- Description of the task -
Copy out every line of the records where the string "have" occurs.

'''

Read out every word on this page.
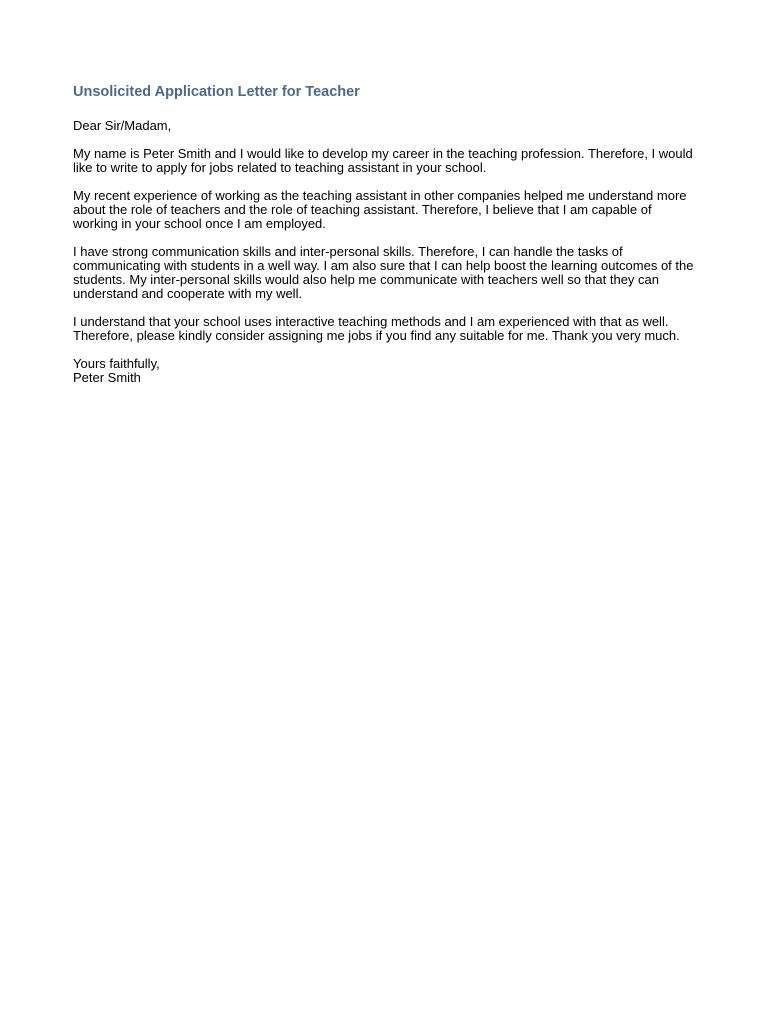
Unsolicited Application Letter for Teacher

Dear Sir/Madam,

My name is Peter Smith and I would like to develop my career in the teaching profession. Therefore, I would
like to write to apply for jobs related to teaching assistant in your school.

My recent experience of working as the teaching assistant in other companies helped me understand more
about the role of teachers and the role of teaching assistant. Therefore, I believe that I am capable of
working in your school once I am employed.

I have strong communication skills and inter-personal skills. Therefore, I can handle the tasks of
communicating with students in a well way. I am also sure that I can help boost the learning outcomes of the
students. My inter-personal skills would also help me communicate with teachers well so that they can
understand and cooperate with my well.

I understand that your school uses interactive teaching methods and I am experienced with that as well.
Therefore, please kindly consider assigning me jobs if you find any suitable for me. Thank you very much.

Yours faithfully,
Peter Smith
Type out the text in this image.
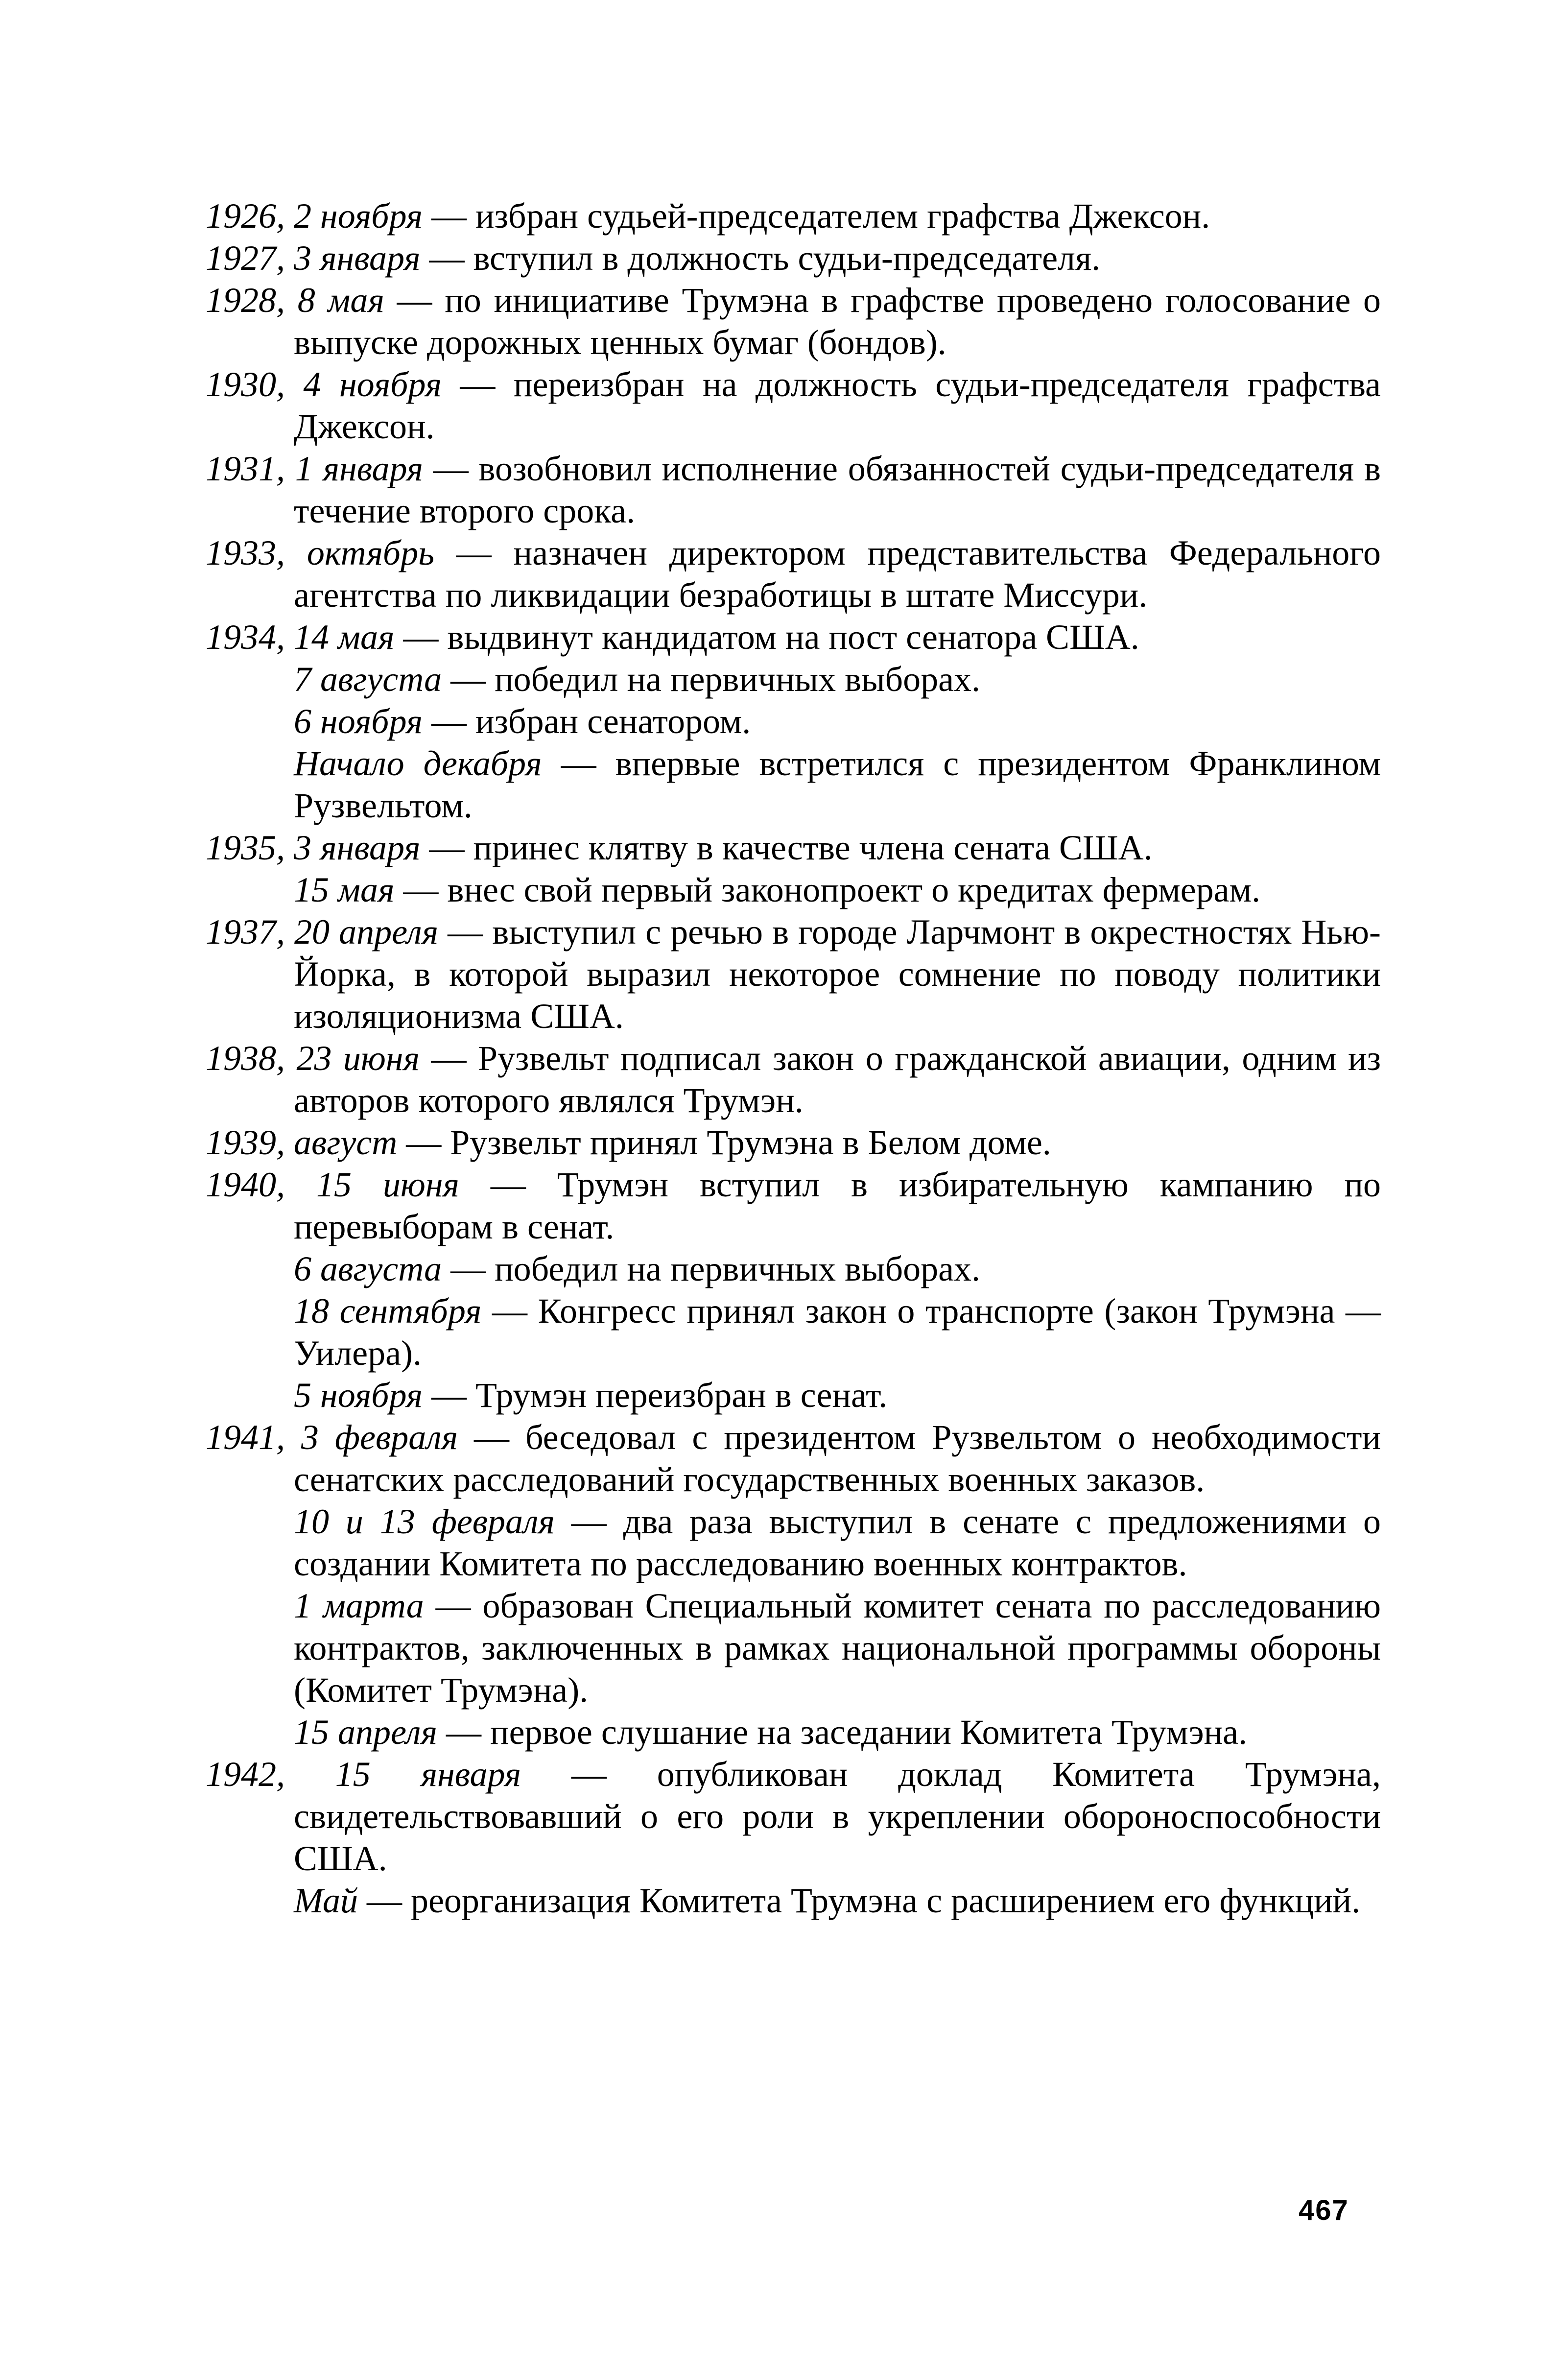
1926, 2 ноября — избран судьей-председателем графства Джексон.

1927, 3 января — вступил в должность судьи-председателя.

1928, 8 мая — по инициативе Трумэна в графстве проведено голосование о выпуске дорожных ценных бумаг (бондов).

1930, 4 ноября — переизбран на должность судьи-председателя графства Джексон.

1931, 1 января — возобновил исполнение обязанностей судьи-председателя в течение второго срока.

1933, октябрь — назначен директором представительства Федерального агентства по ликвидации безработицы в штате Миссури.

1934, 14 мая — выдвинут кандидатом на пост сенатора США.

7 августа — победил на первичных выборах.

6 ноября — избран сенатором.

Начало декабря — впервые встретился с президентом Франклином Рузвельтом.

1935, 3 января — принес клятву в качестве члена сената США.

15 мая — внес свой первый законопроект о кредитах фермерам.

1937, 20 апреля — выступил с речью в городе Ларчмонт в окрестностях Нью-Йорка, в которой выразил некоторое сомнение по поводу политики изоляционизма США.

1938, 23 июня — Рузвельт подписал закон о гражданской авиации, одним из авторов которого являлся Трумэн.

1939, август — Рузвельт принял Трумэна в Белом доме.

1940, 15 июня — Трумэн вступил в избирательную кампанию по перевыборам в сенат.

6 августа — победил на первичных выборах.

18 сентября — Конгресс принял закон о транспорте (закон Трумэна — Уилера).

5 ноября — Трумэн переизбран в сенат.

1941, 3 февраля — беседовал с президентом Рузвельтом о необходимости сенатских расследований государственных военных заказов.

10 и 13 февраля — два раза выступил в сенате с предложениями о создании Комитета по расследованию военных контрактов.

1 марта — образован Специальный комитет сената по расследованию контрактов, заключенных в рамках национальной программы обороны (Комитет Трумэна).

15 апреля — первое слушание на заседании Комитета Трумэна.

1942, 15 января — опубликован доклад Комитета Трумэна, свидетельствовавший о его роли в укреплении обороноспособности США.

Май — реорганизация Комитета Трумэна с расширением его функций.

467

'''
'''

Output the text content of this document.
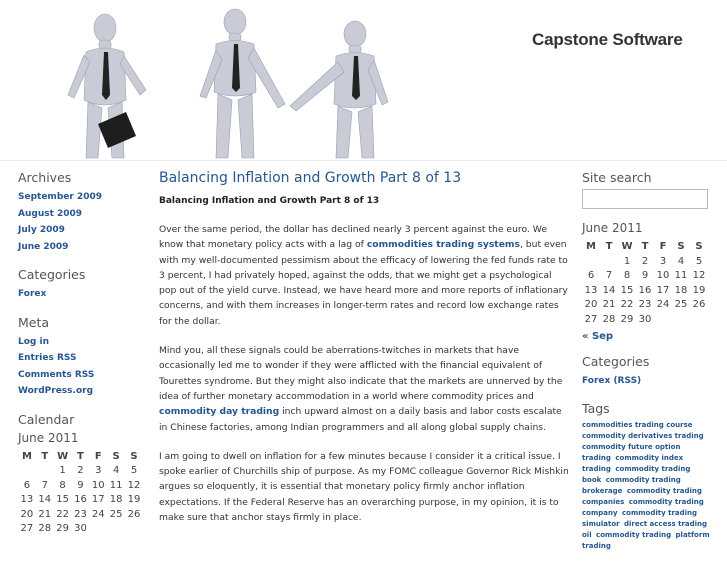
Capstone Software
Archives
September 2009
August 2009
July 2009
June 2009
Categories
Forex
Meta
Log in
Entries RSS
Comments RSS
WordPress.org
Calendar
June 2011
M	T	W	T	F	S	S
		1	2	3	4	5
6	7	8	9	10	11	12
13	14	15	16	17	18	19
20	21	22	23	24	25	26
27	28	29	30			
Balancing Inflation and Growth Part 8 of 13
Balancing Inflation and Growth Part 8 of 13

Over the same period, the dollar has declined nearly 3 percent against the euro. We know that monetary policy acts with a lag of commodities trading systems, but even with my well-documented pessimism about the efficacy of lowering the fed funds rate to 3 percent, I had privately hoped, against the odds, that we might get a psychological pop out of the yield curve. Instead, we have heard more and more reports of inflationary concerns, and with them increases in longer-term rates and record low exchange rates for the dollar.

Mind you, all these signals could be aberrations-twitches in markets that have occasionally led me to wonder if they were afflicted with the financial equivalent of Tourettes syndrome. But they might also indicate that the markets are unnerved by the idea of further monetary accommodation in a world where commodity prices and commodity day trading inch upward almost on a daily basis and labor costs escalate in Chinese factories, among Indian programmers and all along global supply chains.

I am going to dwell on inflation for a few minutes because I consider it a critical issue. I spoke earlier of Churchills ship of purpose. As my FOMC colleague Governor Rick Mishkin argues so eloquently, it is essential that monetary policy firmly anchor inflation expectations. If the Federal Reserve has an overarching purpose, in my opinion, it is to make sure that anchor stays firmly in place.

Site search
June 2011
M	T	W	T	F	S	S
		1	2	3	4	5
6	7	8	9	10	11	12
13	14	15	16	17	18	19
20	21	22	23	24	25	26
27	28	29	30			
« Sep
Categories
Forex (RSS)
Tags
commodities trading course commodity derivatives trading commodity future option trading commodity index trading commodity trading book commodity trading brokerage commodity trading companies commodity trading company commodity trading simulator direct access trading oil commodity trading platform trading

'''

- Task result -
I have strong communication skills and inter-personal skills. Therefore, I can handle the tasks of
Over the same period, the dollar has declined nearly 3 percent against the euro. We know that monetary policy acts with a lag of commodities trading systems, but even with my well-documented pessimism about the efficacy of lowering the fed funds rate to 3 percent, I had privately hoped, against the odds, that we might get a psychological pop out of the yield curve. Instead, we have heard more and more reports of inflationary concerns, and with them increases in longer-term rates and record low exchange rates for the dollar.
Mind you, all these signals could be aberrations-twitches in markets that have occasionally led me to wonder if they were afflicted with the financial equivalent of Tourettes syndrome. But they might also indicate that the markets are unnerved by the idea of further monetary accommodation in a world where commodity prices and commodity day trading inch upward almost on a daily basis and labor costs escalate in Chinese factories, among Indian programmers and all along global supply chains.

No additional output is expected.